### Direction
Count how many lines in this material contain "from". The answer is that number alone.

### Supplied records
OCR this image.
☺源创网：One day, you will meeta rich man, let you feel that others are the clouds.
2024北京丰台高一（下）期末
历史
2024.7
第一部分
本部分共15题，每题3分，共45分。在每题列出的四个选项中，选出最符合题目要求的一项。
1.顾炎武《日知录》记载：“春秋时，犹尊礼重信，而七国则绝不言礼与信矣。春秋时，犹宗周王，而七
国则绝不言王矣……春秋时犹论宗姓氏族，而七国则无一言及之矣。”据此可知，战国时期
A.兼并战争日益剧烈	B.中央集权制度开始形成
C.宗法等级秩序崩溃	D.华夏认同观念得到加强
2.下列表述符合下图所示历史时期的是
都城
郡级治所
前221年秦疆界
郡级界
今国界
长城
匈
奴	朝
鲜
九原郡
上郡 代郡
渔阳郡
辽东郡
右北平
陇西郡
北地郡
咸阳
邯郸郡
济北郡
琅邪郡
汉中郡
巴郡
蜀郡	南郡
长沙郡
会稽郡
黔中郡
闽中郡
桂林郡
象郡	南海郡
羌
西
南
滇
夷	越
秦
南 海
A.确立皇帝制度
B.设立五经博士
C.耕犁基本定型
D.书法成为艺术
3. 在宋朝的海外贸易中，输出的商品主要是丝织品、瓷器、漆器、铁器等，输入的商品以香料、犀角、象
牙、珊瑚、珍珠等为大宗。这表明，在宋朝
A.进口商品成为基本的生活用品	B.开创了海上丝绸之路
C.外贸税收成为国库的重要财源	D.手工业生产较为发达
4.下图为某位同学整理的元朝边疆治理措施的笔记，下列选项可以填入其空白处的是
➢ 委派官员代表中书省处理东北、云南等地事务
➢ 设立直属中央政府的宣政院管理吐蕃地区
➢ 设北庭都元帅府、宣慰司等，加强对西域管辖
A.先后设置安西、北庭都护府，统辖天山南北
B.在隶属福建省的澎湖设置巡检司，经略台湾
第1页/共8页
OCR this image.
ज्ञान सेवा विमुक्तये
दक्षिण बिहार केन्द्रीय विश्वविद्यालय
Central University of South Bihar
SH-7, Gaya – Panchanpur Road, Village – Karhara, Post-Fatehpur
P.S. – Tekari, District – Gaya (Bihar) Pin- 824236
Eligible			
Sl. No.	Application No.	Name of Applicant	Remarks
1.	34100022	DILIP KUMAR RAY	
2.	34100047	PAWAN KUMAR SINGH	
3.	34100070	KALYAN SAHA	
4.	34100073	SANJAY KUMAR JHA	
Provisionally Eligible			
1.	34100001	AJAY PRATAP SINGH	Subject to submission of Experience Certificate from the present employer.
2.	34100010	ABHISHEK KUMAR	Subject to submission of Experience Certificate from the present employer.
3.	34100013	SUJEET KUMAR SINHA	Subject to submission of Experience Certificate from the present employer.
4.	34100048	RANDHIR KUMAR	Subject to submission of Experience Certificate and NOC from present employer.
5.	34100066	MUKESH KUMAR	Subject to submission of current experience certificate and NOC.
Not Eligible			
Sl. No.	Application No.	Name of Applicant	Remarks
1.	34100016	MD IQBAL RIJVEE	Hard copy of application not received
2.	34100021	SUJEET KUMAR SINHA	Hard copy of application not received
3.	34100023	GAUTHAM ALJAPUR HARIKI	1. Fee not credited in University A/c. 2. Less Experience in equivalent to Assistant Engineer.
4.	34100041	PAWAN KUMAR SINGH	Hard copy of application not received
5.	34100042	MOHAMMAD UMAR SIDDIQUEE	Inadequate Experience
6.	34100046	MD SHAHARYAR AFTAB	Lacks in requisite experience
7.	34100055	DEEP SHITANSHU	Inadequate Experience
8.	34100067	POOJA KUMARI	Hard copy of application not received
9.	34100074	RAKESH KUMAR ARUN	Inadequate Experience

### Result
4